#### Records supplied:
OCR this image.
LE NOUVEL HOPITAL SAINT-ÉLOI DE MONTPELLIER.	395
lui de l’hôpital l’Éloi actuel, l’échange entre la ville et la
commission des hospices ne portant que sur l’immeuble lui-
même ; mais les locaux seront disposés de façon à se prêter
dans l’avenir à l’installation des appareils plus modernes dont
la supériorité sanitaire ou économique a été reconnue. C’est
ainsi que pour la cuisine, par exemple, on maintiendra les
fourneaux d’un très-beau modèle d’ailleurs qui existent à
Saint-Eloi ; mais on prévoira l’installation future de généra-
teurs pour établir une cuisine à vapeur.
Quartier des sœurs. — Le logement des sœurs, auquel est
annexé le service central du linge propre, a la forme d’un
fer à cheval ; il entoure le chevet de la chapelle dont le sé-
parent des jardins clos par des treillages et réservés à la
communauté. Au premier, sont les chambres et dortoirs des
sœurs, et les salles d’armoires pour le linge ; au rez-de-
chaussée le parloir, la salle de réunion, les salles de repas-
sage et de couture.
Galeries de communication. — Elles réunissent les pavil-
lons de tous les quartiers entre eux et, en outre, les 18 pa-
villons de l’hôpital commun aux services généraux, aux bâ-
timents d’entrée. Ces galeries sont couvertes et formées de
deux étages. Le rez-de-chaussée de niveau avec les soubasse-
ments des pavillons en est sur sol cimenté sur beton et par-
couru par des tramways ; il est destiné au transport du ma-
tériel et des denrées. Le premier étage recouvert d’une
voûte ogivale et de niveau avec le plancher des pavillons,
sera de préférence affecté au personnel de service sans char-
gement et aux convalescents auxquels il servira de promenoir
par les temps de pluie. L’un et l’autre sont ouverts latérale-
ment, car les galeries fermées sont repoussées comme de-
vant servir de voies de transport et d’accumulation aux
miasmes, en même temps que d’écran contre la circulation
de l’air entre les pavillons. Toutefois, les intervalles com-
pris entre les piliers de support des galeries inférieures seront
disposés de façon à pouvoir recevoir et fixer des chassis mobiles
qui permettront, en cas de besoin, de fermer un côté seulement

--

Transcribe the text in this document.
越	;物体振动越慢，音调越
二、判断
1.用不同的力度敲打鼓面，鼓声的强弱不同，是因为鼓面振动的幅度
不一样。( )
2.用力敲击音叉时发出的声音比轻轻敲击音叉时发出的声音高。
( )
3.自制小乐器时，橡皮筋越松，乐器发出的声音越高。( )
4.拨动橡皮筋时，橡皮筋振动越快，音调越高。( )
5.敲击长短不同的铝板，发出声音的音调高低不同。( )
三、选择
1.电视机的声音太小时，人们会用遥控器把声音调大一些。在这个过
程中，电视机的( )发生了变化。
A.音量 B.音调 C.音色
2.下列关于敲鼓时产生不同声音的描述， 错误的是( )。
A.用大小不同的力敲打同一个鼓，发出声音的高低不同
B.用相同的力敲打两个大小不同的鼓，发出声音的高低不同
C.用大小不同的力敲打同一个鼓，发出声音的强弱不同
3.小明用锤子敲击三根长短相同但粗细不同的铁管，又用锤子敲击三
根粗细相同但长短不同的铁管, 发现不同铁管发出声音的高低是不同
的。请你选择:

==

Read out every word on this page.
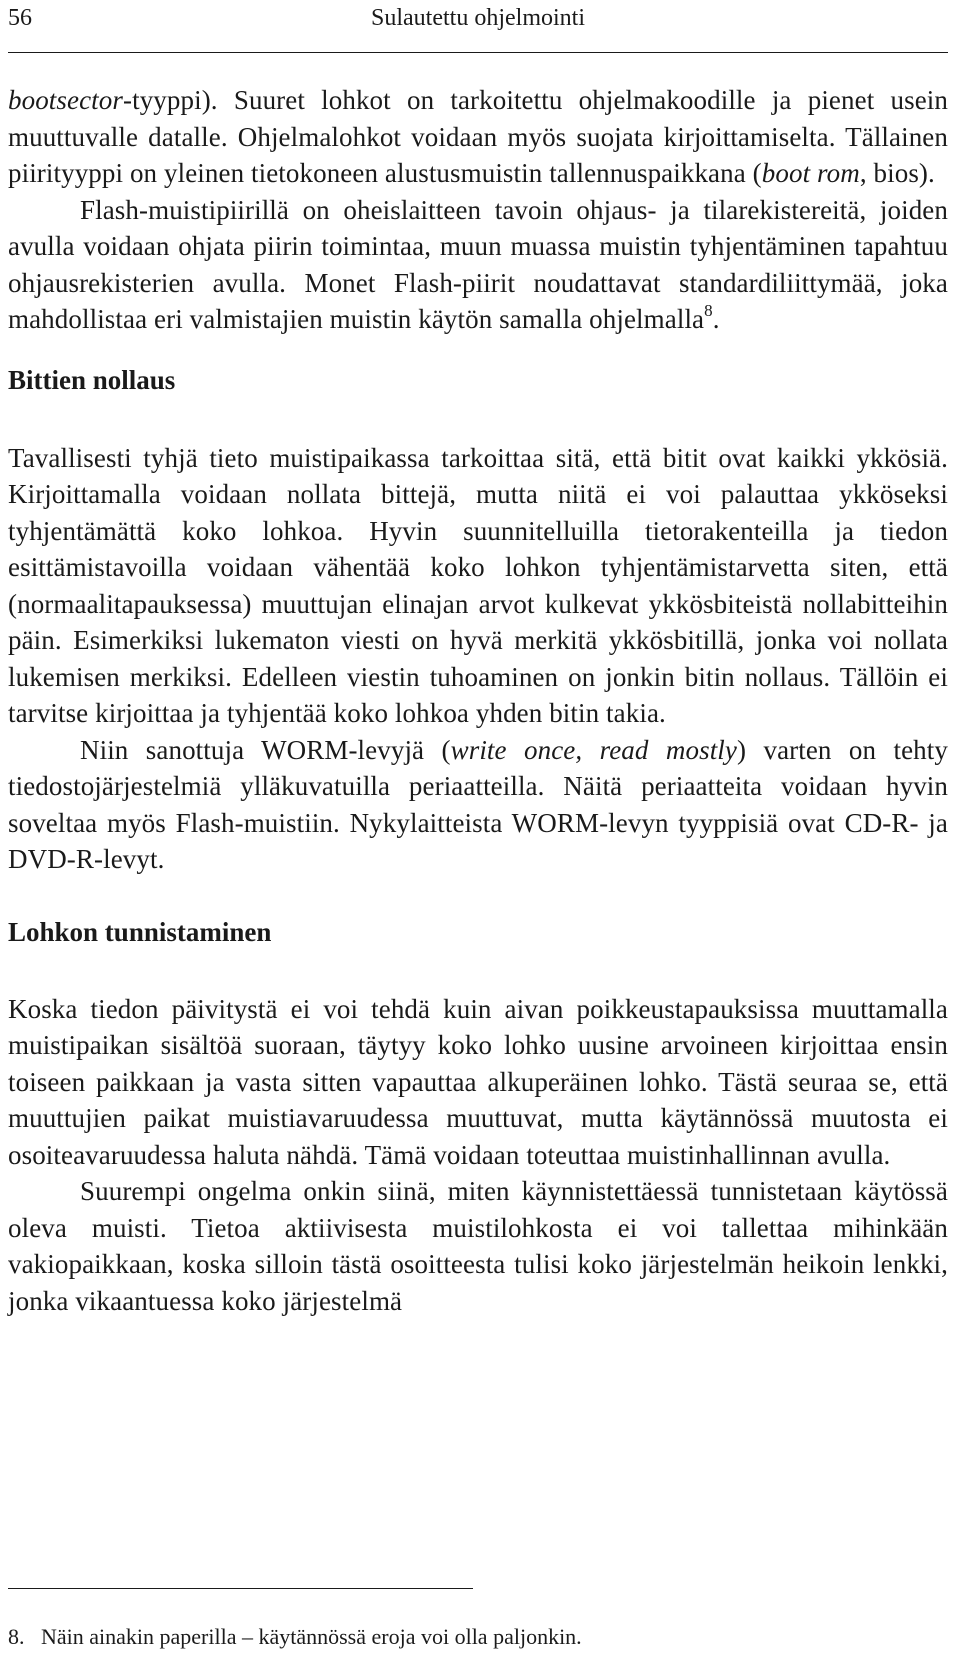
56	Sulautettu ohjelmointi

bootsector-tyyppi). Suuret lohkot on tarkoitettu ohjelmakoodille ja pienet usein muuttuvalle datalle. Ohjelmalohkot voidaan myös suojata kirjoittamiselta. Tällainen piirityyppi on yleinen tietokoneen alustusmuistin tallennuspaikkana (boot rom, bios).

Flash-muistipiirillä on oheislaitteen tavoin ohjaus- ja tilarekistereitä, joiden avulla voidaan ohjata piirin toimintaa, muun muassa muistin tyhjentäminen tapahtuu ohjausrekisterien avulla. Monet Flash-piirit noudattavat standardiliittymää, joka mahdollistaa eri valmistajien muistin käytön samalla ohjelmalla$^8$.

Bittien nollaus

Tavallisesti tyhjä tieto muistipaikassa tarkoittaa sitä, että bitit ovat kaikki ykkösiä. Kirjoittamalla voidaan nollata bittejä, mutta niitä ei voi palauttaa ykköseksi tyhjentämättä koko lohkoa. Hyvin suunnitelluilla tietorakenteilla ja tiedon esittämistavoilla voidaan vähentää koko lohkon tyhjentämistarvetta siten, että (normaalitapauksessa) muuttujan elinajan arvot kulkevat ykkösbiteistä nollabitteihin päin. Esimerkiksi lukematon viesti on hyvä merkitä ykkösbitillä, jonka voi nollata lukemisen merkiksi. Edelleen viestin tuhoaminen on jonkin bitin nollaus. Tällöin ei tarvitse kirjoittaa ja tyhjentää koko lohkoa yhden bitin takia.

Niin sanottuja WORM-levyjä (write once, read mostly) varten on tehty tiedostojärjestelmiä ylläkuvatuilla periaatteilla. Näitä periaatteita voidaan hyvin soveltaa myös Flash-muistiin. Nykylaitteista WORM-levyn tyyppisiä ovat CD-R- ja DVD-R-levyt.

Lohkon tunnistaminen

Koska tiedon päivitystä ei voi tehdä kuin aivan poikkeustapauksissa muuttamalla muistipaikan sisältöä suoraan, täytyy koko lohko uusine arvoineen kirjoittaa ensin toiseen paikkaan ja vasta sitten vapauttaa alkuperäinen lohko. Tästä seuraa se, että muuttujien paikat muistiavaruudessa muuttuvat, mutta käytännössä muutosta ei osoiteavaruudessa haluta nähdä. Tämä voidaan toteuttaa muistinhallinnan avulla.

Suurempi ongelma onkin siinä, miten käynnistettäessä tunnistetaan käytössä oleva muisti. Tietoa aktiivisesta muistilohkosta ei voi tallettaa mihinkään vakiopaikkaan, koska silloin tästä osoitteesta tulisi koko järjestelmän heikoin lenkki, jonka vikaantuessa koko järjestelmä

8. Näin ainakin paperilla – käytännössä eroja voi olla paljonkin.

#### Instruction:
Only lines that contain the word "entre" are wanted; copy each of them.

#### Answer for this exercise:
lui de l’hôpital l’Éloi actuel, l’échange entre la ville et la
lons de tous les quartiers entre eux et, en outre, les 18 pa-
de l’air entre les pavillons. Toutefois, les intervalles com-
pris entre les piliers de support des galeries inférieures seront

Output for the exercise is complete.